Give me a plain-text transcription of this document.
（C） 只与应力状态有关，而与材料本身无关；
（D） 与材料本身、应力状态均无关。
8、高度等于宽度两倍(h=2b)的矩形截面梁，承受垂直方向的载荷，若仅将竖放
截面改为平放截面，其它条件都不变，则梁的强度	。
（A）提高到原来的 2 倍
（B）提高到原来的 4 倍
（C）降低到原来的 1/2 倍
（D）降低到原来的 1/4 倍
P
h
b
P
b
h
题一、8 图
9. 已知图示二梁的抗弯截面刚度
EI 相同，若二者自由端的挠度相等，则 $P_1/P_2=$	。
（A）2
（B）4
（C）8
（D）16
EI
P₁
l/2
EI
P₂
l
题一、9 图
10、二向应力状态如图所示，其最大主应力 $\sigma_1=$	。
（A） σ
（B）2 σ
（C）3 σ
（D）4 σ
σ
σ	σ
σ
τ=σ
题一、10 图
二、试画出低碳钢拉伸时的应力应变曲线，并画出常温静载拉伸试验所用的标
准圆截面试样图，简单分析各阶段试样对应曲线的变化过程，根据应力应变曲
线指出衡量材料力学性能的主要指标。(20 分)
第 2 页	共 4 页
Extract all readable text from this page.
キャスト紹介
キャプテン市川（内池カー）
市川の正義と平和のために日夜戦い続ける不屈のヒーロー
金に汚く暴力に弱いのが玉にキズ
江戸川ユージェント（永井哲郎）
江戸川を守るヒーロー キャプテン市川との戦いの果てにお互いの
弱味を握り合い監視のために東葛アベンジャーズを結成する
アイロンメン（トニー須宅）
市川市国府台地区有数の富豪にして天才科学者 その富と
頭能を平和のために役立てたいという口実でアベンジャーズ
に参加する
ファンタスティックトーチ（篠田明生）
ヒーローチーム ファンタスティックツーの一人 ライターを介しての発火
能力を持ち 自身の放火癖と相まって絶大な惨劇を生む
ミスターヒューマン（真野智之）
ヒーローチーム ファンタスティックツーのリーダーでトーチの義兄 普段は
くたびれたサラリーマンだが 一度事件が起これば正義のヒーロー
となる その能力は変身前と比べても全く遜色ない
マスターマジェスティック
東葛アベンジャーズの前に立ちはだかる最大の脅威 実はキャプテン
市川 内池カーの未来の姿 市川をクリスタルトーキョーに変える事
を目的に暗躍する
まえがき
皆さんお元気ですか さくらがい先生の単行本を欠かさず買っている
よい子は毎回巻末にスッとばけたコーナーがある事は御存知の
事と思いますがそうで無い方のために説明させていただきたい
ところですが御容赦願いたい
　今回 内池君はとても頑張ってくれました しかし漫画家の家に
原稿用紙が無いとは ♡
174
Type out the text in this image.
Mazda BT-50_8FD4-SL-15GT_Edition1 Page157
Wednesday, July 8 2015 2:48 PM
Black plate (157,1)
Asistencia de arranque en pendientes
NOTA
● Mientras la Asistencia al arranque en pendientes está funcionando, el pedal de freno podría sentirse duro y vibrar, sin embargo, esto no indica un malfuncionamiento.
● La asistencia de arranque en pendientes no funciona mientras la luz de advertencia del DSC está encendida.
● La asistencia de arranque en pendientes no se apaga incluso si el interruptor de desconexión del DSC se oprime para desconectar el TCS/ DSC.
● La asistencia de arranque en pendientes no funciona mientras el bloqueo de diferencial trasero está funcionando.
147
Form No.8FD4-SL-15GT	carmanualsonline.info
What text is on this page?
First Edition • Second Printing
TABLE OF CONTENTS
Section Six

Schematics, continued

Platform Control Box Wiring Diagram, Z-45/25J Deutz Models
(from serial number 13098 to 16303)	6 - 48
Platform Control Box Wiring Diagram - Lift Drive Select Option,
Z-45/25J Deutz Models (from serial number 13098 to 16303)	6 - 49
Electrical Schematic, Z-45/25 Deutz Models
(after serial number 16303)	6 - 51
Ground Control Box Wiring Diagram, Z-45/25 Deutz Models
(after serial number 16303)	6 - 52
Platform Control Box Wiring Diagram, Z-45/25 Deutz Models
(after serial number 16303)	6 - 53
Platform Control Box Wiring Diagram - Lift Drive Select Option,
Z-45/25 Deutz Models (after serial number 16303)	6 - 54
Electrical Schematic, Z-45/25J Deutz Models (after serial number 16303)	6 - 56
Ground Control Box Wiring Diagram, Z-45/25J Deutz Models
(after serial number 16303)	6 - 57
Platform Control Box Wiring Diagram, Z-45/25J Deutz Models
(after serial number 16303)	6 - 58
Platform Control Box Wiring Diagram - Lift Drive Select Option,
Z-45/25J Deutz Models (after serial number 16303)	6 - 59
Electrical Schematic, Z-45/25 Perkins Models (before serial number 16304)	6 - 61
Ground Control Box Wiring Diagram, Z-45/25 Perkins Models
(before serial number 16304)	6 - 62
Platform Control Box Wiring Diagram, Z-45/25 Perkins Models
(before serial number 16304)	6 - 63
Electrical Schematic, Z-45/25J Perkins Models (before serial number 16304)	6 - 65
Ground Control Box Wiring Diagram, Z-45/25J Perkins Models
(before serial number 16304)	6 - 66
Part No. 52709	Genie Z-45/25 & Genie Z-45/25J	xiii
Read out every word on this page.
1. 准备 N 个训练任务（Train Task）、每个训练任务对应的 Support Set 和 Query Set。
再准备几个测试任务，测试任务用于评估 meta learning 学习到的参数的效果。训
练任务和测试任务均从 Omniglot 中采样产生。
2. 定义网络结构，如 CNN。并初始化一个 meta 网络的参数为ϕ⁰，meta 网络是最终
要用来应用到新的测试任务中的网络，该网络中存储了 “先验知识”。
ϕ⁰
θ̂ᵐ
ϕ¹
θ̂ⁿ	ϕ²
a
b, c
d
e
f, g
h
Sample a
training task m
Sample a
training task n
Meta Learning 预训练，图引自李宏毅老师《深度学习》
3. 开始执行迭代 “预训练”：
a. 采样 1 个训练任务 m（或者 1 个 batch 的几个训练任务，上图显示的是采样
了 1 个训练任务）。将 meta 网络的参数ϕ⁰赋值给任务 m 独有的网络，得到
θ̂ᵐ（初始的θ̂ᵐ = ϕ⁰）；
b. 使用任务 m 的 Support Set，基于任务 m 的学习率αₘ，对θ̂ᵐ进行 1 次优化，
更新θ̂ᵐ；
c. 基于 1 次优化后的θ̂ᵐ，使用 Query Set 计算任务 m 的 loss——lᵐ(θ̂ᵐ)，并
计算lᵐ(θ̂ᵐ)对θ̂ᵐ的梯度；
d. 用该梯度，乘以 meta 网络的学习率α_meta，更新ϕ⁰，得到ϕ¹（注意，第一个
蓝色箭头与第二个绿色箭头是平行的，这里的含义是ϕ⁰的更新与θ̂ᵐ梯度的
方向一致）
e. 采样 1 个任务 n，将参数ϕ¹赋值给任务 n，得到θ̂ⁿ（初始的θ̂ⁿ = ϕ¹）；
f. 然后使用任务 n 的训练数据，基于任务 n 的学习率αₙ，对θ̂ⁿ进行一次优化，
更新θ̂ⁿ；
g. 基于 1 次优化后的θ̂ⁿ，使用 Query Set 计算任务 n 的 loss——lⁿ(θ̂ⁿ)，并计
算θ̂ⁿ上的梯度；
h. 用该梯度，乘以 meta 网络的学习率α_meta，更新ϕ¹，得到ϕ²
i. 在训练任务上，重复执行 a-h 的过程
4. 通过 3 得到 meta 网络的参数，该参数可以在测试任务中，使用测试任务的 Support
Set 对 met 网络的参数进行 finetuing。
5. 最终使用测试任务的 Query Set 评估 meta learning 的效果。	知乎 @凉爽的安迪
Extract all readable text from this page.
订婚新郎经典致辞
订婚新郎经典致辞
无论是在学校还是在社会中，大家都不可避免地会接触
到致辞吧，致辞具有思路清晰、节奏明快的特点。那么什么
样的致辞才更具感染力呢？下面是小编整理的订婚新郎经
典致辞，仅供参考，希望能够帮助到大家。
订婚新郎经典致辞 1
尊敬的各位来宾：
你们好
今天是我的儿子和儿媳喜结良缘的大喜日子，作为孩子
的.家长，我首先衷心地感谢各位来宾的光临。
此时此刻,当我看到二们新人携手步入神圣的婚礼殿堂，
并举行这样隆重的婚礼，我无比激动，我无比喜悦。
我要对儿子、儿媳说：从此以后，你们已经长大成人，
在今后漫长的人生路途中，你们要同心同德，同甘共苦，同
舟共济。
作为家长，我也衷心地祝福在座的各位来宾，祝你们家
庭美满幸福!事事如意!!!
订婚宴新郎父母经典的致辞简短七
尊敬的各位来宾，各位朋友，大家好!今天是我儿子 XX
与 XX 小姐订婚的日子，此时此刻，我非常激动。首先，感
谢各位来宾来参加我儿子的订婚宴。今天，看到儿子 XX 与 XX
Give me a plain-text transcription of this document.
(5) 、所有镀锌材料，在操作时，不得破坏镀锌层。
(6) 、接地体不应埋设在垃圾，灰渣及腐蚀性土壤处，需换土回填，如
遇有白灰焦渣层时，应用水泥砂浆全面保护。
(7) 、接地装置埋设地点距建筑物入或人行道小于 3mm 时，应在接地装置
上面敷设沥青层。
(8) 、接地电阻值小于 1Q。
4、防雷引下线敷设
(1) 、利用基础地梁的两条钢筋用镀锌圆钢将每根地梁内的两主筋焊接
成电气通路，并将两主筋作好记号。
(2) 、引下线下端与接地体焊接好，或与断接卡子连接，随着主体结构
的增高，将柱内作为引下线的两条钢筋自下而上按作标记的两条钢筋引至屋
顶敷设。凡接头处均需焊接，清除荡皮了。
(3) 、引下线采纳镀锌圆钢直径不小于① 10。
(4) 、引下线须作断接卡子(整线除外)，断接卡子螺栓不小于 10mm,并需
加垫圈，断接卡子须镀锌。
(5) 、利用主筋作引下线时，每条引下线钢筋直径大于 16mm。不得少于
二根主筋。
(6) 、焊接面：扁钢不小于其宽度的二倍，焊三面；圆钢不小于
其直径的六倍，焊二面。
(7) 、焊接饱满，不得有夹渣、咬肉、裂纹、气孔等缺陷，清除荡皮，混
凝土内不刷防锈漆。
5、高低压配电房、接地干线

-- -- --

• _Your instructions_
Find "Perkins". Copy every line it occurs in.

• _Full answer_
Electrical Schematic, Z-45/25 Perkins Models (before serial number 16304)	6 - 61
Ground Control Box Wiring Diagram, Z-45/25 Perkins Models
Platform Control Box Wiring Diagram, Z-45/25 Perkins Models
Electrical Schematic, Z-45/25J Perkins Models (before serial number 16304)	6 - 65
Ground Control Box Wiring Diagram, Z-45/25J Perkins Models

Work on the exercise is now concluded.